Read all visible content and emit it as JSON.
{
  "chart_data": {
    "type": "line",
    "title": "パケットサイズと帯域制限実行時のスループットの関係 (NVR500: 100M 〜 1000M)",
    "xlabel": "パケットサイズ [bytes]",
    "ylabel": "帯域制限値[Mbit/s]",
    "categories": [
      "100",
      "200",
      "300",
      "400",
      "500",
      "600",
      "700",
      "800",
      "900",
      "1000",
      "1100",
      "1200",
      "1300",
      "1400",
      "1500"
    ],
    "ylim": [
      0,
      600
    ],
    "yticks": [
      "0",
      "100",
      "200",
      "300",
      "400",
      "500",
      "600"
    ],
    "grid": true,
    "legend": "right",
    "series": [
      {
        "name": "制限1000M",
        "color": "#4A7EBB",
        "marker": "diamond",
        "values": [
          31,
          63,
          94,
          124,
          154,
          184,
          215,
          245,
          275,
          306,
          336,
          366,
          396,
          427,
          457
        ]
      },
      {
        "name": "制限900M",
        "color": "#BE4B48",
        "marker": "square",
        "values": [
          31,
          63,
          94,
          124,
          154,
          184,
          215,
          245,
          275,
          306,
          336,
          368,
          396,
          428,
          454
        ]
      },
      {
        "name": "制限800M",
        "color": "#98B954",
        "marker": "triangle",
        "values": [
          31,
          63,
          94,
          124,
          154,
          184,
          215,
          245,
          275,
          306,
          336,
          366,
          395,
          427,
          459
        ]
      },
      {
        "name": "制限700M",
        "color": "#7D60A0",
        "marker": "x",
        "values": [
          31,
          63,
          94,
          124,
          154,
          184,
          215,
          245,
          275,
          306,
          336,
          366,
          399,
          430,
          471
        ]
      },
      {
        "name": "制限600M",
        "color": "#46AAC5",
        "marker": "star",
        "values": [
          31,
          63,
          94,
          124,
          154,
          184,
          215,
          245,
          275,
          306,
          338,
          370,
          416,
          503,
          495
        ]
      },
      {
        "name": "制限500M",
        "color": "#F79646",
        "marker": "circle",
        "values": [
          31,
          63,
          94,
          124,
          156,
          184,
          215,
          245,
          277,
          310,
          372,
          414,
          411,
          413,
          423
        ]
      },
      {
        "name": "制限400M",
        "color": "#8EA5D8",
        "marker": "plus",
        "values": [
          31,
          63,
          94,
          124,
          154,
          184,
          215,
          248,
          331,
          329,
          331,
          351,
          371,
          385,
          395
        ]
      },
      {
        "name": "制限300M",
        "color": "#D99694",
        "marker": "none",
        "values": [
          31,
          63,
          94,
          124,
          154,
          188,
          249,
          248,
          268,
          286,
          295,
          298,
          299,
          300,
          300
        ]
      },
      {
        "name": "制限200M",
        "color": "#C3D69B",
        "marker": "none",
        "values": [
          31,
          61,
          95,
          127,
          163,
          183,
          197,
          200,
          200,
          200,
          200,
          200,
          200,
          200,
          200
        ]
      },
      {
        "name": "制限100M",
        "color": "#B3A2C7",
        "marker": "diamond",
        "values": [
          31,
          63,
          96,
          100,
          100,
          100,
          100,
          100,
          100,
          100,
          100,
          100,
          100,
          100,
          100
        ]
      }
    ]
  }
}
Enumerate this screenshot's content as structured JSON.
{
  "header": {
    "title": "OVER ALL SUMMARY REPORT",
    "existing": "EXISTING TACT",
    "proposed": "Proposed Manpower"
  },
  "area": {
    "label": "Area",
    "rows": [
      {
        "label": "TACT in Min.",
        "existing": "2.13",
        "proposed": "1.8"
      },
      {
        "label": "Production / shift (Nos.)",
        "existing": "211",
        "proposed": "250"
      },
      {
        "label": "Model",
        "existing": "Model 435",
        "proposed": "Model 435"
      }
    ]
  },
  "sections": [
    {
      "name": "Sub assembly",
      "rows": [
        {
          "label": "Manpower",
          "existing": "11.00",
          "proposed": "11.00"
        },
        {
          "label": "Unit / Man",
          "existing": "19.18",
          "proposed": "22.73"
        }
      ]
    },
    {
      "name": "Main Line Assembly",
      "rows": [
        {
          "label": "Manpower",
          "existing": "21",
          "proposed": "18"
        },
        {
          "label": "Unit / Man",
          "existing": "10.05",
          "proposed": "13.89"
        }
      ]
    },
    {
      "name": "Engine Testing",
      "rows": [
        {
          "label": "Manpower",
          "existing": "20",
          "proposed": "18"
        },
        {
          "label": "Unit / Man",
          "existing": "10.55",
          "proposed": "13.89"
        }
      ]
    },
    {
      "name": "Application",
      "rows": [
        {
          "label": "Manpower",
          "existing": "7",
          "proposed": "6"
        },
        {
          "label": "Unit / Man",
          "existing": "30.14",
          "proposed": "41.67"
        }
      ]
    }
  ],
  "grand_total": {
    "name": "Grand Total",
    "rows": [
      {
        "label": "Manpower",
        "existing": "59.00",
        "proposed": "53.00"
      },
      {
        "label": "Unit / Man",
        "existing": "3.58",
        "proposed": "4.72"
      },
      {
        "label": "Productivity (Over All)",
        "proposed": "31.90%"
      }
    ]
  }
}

**WORK TO BE COMPLETED:** Copy out the lines that hold "title".

**REPLY TO THE TASK:**
    "title": "パケットサイズと帯域制限実行時のスループットの関係 (NVR500: 100M 〜 1000M)",
    "title": "OVER ALL SUMMARY REPORT",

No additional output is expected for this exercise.